Recorded data:
_ _ _

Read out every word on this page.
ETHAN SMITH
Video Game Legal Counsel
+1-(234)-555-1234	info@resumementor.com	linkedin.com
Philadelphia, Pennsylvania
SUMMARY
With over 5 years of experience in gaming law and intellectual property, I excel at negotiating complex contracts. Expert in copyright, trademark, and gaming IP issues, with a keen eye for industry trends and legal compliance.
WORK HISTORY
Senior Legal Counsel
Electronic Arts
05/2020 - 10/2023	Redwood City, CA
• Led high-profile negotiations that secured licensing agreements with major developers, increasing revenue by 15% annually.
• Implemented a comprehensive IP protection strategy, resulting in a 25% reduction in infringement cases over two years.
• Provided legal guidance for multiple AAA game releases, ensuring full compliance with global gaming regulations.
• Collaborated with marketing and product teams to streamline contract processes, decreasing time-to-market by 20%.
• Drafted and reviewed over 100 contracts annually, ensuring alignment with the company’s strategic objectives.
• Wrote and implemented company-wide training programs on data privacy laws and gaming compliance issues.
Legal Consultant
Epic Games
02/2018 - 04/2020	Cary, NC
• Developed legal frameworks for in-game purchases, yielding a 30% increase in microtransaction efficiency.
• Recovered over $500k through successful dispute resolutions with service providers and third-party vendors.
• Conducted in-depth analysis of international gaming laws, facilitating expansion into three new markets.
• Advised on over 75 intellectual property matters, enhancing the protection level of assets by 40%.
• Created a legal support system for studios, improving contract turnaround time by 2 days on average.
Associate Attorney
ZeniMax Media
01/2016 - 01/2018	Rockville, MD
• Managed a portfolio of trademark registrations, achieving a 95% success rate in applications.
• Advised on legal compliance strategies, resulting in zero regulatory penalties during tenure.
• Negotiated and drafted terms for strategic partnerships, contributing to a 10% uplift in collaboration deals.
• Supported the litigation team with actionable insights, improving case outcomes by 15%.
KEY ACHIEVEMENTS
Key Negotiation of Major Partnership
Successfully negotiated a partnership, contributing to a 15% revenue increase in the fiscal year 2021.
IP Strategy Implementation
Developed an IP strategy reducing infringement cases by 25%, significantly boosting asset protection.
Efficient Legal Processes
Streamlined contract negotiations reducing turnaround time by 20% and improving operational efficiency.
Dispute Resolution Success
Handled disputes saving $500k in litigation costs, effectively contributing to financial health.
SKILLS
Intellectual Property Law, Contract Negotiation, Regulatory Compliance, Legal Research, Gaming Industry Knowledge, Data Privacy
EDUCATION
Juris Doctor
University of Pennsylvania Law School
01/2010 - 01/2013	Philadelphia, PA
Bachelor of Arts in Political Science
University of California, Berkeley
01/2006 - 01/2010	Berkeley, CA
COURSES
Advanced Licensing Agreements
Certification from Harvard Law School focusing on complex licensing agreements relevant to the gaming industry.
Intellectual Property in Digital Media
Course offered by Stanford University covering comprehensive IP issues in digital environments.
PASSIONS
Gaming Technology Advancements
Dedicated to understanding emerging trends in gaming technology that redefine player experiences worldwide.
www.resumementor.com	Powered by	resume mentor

_ _ _

> _Given problem_
Take the data above and return it exactly.

> _Task answer_
Read out every word on this page.
ETHAN SMITH
Video Game Legal Counsel
+1-(234)-555-1234	info@resumementor.com	linkedin.com
Philadelphia, Pennsylvania
SUMMARY
With over 5 years of experience in gaming law and intellectual property, I excel at negotiating complex contracts. Expert in copyright, trademark, and gaming IP issues, with a keen eye for industry trends and legal compliance.
WORK HISTORY
Senior Legal Counsel
Electronic Arts
05/2020 - 10/2023	Redwood City, CA
• Led high-profile negotiations that secured licensing agreements with major developers, increasing revenue by 15% annually.
• Implemented a comprehensive IP protection strategy, resulting in a 25% reduction in infringement cases over two years.
• Provided legal guidance for multiple AAA game releases, ensuring full compliance with global gaming regulations.
• Collaborated with marketing and product teams to streamline contract processes, decreasing time-to-market by 20%.
• Drafted and reviewed over 100 contracts annually, ensuring alignment with the company’s strategic objectives.
• Wrote and implemented company-wide training programs on data privacy laws and gaming compliance issues.
Legal Consultant
Epic Games
02/2018 - 04/2020	Cary, NC
• Developed legal frameworks for in-game purchases, yielding a 30% increase in microtransaction efficiency.
• Recovered over $500k through successful dispute resolutions with service providers and third-party vendors.
• Conducted in-depth analysis of international gaming laws, facilitating expansion into three new markets.
• Advised on over 75 intellectual property matters, enhancing the protection level of assets by 40%.
• Created a legal support system for studios, improving contract turnaround time by 2 days on average.
Associate Attorney
ZeniMax Media
01/2016 - 01/2018	Rockville, MD
• Managed a portfolio of trademark registrations, achieving a 95% success rate in applications.
• Advised on legal compliance strategies, resulting in zero regulatory penalties during tenure.
• Negotiated and drafted terms for strategic partnerships, contributing to a 10% uplift in collaboration deals.
• Supported the litigation team with actionable insights, improving case outcomes by 15%.
KEY ACHIEVEMENTS
Key Negotiation of Major Partnership
Successfully negotiated a partnership, contributing to a 15% revenue increase in the fiscal year 2021.
IP Strategy Implementation
Developed an IP strategy reducing infringement cases by 25%, significantly boosting asset protection.
Efficient Legal Processes
Streamlined contract negotiations reducing turnaround time by 20% and improving operational efficiency.
Dispute Resolution Success
Handled disputes saving $500k in litigation costs, effectively contributing to financial health.
SKILLS
Intellectual Property Law, Contract Negotiation, Regulatory Compliance, Legal Research, Gaming Industry Knowledge, Data Privacy
EDUCATION
Juris Doctor
University of Pennsylvania Law School
01/2010 - 01/2013	Philadelphia, PA
Bachelor of Arts in Political Science
University of California, Berkeley
01/2006 - 01/2010	Berkeley, CA
COURSES
Advanced Licensing Agreements
Certification from Harvard Law School focusing on complex licensing agreements relevant to the gaming industry.
Intellectual Property in Digital Media
Course offered by Stanford University covering comprehensive IP issues in digital environments.
PASSIONS
Gaming Technology Advancements
Dedicated to understanding emerging trends in gaming technology that redefine player experiences worldwide.
www.resumementor.com	Powered by	resume mentor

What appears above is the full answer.